>> begin Supplied records
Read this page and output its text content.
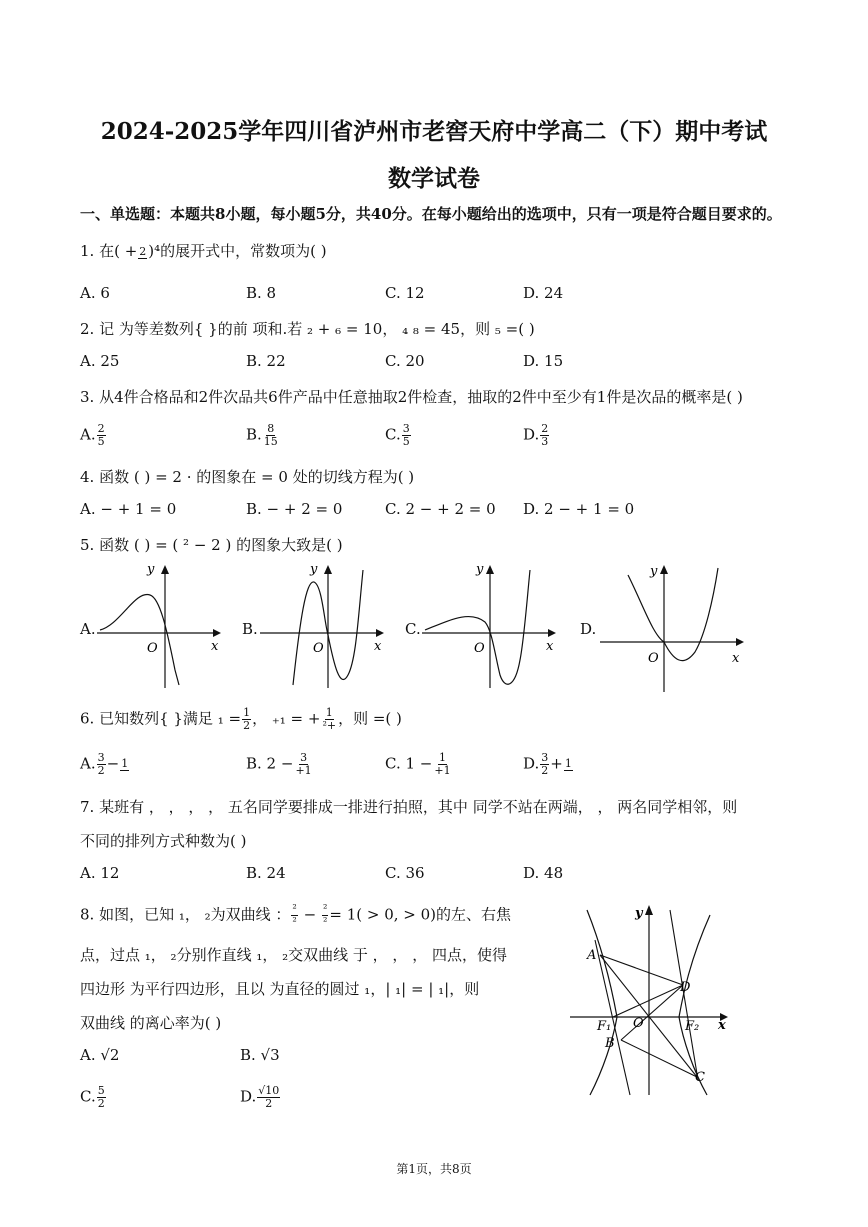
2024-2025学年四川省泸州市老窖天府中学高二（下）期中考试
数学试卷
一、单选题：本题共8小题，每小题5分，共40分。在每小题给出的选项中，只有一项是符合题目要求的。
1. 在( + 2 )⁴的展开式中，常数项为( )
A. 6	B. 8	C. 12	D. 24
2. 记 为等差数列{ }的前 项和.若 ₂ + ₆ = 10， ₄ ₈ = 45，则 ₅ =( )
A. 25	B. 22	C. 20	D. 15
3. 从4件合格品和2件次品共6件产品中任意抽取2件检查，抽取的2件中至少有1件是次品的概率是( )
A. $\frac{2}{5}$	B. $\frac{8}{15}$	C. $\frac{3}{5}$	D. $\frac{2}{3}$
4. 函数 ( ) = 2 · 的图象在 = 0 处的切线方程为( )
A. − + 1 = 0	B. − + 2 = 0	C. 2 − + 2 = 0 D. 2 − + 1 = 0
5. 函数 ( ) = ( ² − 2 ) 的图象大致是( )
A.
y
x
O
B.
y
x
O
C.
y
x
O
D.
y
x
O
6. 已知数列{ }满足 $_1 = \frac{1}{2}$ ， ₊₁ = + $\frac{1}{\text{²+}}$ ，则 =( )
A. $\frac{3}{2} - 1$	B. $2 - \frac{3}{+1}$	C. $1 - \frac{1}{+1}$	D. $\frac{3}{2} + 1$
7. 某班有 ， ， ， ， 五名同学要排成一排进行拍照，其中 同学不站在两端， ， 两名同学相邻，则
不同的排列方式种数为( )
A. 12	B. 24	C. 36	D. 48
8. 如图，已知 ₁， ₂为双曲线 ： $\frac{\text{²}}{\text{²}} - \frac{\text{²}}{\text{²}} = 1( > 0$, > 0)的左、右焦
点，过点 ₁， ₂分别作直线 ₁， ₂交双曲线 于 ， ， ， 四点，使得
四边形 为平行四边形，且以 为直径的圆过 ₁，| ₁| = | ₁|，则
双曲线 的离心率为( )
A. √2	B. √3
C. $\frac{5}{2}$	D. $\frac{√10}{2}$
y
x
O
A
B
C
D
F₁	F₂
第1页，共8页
>> end Supplied records
>> begin Supplied records
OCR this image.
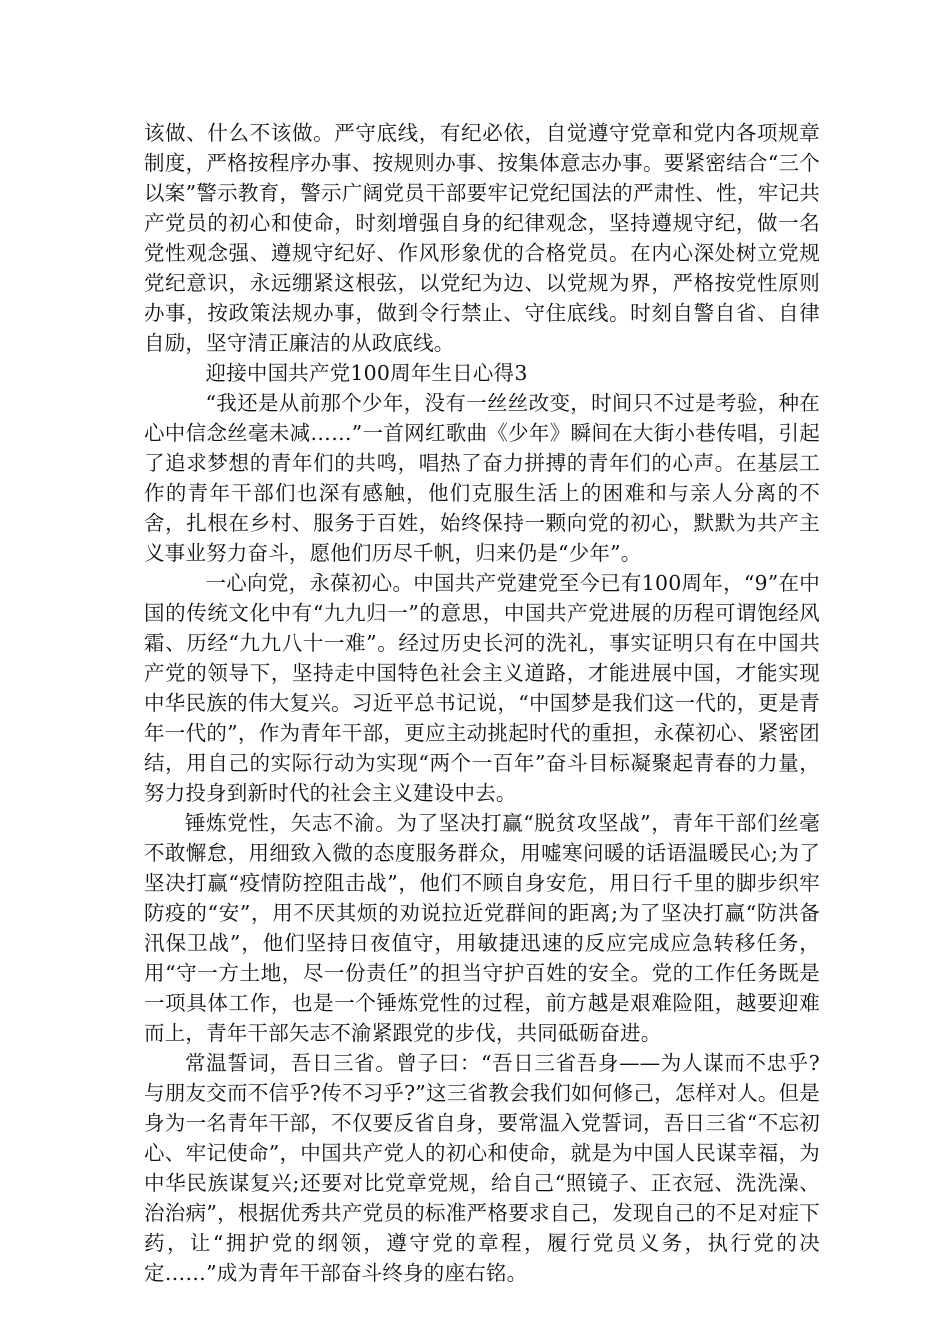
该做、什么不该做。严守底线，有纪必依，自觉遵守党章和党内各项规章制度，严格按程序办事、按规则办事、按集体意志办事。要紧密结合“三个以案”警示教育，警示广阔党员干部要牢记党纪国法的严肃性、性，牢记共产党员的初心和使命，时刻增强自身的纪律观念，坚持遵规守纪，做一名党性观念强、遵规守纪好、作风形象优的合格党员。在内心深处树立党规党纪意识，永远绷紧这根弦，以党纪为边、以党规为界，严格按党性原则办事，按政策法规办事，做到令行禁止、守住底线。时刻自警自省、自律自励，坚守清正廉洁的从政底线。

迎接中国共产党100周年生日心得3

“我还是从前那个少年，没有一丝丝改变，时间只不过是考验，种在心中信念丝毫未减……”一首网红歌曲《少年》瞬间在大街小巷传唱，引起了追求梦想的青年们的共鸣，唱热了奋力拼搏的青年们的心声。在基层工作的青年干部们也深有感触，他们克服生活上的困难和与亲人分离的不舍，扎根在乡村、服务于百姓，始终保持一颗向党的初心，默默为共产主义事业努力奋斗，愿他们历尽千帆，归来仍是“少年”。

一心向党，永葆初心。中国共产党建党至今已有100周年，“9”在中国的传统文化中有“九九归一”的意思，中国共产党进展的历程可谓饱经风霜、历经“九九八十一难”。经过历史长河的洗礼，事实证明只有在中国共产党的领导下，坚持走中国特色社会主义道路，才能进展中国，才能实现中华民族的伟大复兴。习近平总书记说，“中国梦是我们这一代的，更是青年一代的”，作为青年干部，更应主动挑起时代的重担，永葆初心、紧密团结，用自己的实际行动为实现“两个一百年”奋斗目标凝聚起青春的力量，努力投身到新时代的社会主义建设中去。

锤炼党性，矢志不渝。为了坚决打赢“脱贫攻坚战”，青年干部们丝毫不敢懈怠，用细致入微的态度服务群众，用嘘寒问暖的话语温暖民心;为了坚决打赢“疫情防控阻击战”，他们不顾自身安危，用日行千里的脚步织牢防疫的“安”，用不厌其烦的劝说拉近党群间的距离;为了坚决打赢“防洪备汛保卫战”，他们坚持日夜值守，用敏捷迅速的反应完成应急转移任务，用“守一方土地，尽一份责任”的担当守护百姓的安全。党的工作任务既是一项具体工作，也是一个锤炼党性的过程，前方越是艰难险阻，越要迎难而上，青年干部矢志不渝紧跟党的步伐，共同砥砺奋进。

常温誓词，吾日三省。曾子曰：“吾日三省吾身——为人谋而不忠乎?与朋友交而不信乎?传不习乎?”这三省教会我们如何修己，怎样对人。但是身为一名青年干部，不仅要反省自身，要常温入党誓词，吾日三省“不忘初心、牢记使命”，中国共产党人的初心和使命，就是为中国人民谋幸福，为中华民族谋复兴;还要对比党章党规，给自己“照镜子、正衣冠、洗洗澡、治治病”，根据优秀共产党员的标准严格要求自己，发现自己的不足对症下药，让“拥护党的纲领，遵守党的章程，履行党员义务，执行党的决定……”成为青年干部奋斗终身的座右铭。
>> end Supplied records
_What to do_: Search the material above for "this". Pull out each line where it shows up.

_Problem solution_:
Read this page and output its text content.
OCR this image.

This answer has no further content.